* [What is asked] Go over the listing below line by line and tally those containing "CHURCH". Give only the tally.

* [Input]
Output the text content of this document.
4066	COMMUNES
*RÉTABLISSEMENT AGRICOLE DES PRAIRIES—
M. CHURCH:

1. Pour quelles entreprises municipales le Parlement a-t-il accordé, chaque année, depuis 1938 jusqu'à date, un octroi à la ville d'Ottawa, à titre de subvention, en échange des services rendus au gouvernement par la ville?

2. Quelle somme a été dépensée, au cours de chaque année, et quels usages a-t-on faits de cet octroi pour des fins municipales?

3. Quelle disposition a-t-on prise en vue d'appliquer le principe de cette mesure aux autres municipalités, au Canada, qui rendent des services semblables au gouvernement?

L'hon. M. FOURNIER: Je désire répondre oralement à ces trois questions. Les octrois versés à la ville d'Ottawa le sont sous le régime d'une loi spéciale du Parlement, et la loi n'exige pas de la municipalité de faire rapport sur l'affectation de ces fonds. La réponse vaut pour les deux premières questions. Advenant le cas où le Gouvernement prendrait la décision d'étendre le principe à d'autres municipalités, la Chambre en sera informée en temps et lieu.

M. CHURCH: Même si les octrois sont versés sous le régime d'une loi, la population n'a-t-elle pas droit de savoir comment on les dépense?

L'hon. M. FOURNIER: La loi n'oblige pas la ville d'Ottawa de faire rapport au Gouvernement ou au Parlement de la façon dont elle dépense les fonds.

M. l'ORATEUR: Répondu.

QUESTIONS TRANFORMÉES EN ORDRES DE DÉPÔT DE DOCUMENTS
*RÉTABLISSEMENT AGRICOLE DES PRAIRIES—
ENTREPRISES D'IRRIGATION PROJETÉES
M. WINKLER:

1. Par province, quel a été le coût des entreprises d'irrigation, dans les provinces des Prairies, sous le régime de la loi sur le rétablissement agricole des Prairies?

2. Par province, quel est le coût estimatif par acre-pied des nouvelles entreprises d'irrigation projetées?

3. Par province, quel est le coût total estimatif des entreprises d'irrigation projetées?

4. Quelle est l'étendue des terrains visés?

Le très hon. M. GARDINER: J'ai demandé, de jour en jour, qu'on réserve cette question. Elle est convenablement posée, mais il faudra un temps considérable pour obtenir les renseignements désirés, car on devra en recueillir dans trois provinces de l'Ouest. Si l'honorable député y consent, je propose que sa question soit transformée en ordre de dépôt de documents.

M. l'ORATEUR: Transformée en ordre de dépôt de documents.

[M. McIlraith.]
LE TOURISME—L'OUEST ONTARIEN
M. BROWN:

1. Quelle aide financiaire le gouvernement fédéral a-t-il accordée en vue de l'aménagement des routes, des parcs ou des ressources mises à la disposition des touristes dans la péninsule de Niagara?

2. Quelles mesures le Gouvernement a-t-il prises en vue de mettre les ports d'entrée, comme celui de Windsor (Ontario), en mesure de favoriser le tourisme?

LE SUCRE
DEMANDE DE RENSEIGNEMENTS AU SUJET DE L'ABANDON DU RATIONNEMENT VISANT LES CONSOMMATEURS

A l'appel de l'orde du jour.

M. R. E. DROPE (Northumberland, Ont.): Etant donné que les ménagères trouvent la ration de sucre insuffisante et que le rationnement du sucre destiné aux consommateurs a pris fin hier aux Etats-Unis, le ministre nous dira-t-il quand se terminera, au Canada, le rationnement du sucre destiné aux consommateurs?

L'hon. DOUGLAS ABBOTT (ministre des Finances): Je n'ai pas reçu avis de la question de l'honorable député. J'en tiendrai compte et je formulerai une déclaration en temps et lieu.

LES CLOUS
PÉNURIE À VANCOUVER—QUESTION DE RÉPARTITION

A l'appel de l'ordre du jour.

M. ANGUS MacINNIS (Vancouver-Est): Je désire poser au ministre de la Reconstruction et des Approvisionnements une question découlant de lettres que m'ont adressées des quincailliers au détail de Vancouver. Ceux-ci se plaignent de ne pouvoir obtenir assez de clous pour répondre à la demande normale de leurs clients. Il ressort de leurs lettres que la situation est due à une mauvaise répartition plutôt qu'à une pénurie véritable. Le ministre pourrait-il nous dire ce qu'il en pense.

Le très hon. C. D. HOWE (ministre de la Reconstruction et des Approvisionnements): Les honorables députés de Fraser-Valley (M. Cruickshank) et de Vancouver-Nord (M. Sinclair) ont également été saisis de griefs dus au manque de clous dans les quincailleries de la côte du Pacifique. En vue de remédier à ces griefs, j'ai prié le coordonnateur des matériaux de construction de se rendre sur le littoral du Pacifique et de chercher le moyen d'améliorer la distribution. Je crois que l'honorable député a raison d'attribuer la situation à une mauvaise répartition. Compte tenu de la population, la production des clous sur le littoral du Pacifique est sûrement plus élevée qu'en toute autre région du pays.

* [Completed exercise] 2